■ **Task**: Check every line below for the word "heading" and copy each one that has it.

■ **Data for this exercise**:
######

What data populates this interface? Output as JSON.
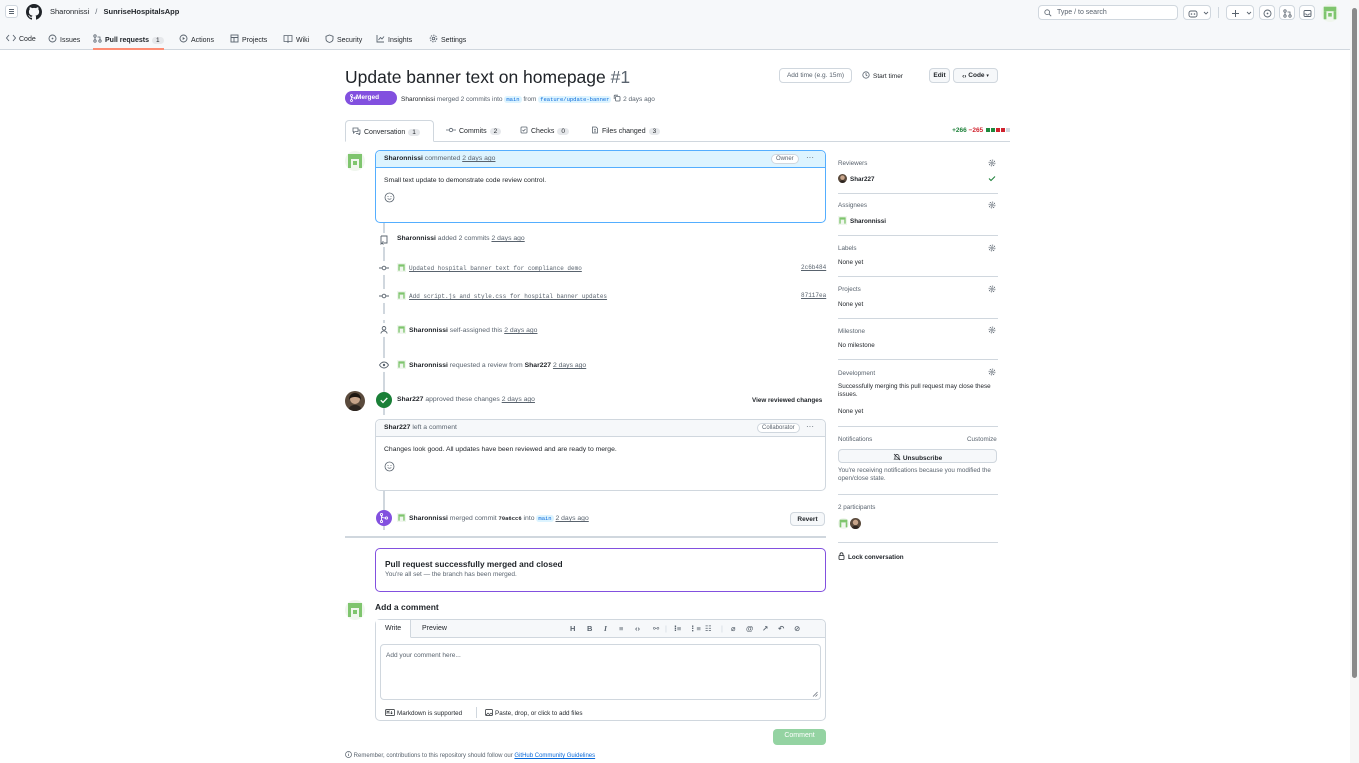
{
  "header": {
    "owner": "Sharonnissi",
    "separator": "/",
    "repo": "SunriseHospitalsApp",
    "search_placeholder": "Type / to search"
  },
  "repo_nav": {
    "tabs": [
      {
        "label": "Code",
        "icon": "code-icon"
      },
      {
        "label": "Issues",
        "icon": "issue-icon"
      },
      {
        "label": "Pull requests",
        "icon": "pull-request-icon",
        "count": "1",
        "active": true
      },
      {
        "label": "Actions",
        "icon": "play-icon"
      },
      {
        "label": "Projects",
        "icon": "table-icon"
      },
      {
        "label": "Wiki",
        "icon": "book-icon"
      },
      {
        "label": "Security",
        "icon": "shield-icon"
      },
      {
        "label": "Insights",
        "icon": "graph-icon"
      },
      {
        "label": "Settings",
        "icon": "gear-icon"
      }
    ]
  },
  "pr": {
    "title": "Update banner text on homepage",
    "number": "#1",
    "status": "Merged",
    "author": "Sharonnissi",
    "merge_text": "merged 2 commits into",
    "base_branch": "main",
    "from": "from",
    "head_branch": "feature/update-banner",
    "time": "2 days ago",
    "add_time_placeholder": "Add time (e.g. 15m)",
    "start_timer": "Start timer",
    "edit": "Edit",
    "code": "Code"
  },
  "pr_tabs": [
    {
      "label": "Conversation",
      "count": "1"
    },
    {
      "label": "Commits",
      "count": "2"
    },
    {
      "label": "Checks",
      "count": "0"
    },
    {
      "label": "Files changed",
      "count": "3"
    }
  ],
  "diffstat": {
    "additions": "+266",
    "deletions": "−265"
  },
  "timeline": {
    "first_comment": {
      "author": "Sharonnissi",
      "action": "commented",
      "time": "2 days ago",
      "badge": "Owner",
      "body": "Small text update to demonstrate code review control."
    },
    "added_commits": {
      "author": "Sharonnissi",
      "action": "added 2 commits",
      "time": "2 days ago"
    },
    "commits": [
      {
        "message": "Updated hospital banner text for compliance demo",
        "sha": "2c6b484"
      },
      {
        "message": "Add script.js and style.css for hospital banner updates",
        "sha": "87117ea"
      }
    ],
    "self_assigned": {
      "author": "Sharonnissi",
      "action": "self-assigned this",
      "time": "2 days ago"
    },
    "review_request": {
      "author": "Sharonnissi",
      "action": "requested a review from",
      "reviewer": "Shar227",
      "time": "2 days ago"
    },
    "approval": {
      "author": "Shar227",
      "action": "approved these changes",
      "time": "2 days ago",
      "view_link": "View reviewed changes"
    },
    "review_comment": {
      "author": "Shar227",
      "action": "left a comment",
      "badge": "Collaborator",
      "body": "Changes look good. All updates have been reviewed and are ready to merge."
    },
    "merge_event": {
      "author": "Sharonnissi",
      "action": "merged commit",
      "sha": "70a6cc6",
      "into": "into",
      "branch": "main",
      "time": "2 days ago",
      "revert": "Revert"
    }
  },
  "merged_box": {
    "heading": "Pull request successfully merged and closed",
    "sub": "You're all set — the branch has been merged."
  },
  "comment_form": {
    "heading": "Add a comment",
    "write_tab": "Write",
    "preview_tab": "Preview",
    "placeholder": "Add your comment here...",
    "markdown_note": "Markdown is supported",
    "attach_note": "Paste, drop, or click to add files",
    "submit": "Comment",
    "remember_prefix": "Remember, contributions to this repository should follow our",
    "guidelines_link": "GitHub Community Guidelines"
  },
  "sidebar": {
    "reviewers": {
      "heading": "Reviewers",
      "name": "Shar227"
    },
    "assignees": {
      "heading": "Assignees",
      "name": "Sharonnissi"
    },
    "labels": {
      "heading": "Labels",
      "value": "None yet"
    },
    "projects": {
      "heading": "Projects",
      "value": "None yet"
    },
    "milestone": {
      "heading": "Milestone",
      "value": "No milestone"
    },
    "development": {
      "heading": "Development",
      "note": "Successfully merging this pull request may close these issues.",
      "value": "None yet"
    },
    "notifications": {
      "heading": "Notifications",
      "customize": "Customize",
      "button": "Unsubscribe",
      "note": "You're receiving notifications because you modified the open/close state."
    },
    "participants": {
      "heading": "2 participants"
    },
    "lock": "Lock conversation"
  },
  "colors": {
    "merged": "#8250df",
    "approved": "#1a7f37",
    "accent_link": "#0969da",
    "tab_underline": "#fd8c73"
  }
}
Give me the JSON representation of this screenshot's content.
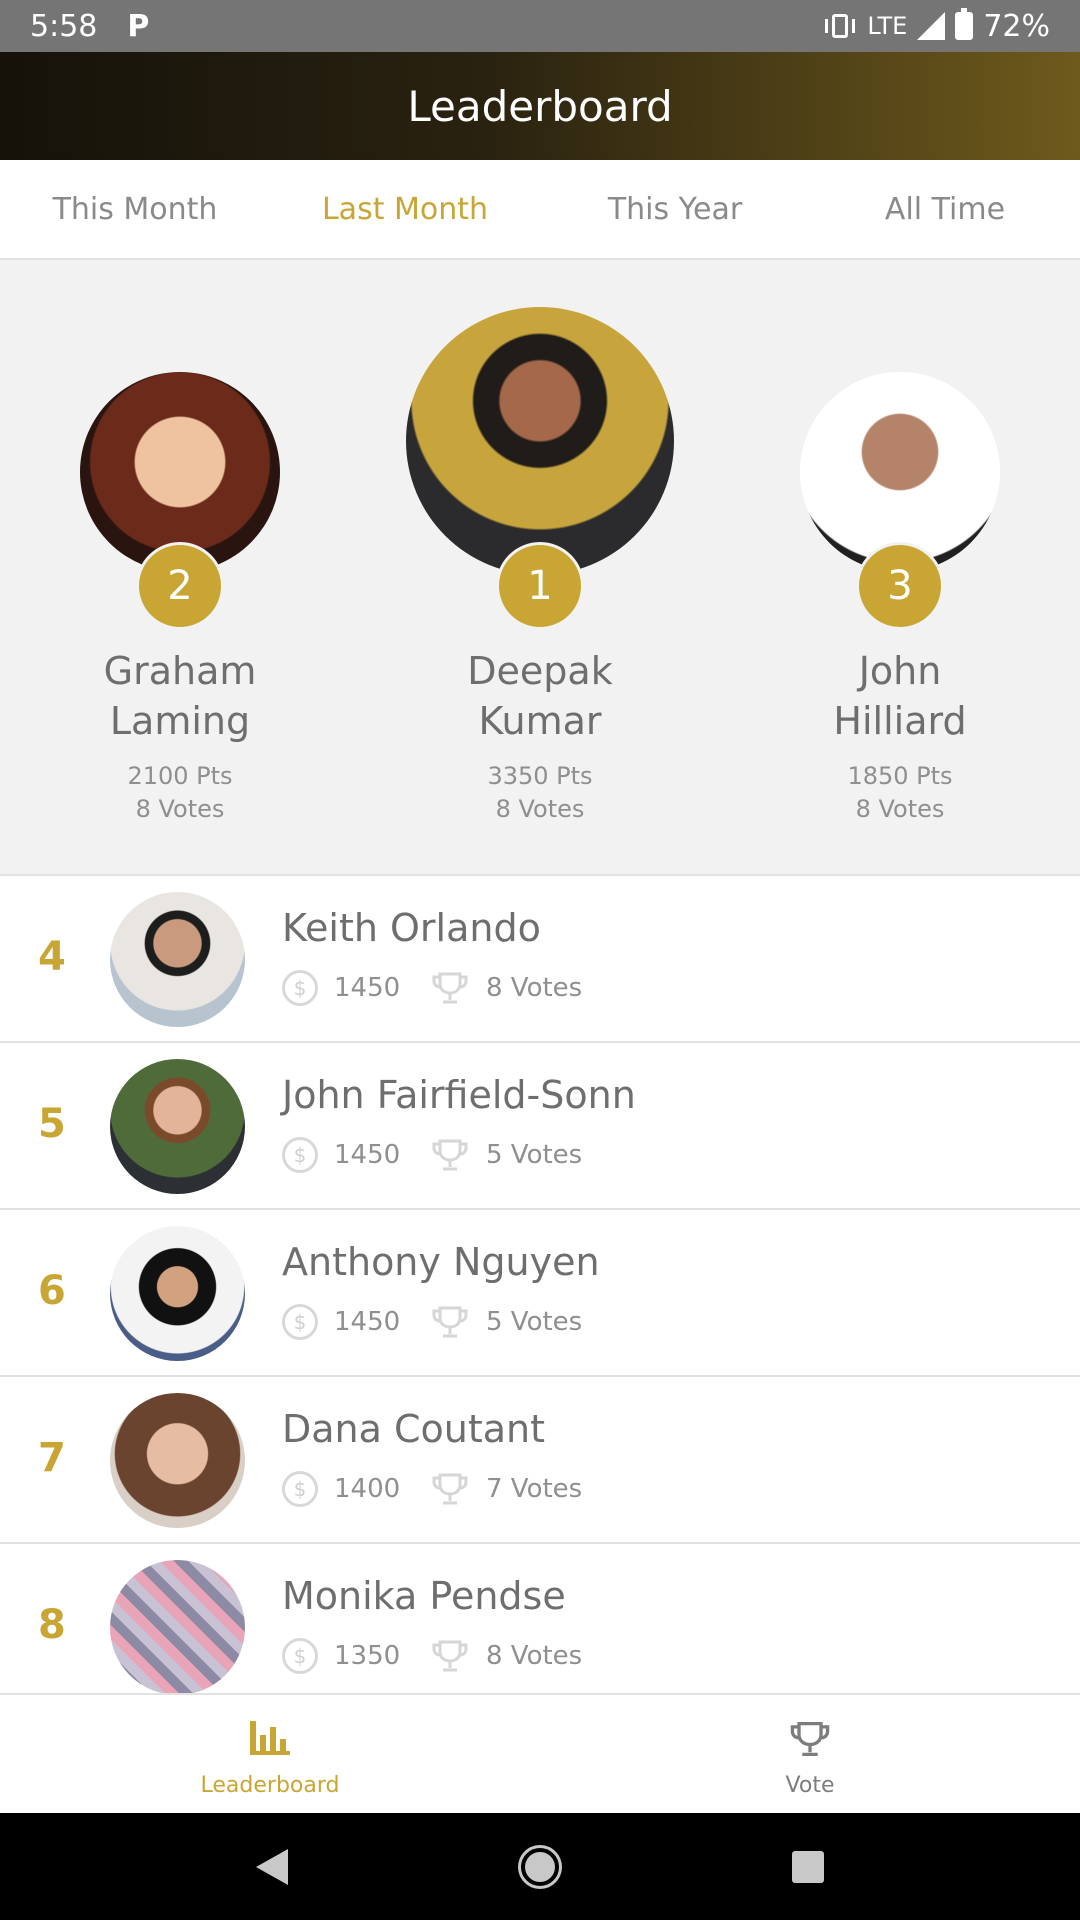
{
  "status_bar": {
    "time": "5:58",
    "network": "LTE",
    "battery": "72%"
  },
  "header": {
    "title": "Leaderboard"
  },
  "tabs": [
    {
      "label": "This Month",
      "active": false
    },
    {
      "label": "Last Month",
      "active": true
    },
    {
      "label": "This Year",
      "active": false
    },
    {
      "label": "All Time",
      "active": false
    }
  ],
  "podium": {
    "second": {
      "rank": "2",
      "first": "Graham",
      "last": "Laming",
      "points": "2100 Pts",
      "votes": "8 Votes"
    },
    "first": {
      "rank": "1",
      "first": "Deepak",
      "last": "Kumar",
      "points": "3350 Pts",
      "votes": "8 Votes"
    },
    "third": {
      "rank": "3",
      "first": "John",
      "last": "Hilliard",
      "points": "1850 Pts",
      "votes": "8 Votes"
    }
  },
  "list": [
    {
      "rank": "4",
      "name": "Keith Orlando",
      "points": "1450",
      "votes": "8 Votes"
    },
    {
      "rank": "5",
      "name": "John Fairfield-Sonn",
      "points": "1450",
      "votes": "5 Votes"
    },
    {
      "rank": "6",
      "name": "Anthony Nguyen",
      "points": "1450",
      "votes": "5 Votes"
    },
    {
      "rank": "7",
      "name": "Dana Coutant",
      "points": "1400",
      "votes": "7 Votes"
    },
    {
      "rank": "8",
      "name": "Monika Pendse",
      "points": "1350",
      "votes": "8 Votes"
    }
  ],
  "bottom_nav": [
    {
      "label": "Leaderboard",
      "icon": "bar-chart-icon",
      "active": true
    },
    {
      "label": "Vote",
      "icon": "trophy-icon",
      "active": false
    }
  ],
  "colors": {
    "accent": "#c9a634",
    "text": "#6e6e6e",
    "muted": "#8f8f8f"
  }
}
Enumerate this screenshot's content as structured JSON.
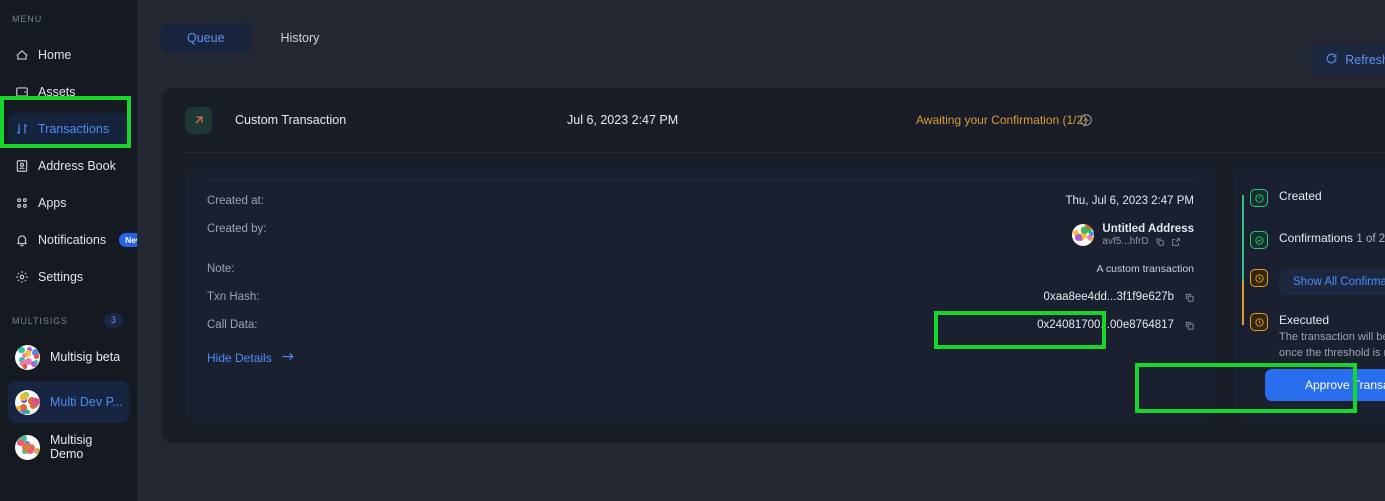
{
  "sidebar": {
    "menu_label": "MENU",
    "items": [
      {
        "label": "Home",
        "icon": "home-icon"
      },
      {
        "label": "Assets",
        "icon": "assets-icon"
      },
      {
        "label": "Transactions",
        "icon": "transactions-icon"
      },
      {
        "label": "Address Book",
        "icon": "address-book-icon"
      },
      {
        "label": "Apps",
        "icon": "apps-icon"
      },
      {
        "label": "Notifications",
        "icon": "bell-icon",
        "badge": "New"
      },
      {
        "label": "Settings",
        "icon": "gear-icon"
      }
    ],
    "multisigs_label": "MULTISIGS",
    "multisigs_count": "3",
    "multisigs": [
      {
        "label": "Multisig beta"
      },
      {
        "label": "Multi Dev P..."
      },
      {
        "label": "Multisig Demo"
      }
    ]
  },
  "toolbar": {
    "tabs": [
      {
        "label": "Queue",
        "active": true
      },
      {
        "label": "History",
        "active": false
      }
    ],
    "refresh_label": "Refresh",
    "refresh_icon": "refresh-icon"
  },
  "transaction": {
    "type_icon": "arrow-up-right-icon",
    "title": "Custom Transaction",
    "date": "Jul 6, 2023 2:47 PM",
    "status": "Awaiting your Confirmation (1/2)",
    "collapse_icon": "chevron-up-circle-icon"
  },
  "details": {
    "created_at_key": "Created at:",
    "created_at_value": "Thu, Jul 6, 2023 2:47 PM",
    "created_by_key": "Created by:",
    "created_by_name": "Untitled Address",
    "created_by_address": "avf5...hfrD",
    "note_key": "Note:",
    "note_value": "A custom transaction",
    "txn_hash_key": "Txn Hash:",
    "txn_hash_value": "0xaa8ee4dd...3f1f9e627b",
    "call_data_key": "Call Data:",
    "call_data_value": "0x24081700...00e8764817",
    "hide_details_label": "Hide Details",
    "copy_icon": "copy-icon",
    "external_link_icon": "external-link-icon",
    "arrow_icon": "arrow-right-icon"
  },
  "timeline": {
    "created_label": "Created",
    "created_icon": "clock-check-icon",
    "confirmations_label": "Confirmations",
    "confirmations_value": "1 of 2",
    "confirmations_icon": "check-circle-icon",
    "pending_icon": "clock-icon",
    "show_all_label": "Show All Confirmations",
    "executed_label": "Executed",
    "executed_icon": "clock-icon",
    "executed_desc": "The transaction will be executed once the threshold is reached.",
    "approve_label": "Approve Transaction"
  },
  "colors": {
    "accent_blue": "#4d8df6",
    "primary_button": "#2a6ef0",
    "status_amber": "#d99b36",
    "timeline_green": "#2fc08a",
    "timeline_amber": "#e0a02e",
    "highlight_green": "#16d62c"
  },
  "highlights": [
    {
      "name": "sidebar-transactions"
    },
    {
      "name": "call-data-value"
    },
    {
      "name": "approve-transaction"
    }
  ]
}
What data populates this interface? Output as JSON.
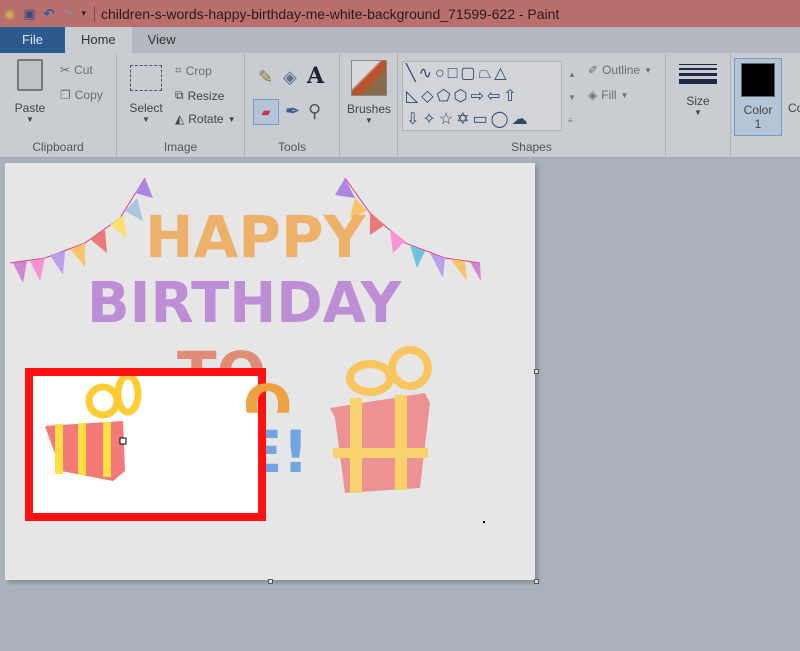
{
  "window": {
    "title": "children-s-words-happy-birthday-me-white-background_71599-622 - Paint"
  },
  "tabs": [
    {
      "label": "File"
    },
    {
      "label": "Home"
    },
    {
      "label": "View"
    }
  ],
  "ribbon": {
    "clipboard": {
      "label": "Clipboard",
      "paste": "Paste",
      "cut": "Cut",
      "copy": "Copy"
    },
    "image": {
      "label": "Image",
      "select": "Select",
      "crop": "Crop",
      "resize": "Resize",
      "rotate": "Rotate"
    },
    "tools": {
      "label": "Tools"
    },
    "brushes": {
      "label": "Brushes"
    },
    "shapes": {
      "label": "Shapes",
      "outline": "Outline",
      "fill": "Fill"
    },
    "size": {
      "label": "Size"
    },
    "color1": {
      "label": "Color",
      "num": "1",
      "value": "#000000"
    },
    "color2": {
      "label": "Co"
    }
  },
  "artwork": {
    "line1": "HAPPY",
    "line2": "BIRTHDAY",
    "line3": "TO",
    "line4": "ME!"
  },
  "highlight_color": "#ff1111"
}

######

■ **Response to this task**:
    "heading": "Pull request successfully merged and closed",
    "heading": "Add a comment",
      "heading": "Reviewers",
      "heading": "Assignees",
      "heading": "Labels",
      "heading": "Projects",
      "heading": "Milestone",
      "heading": "Development",
      "heading": "Notifications",
      "heading": "2 participants"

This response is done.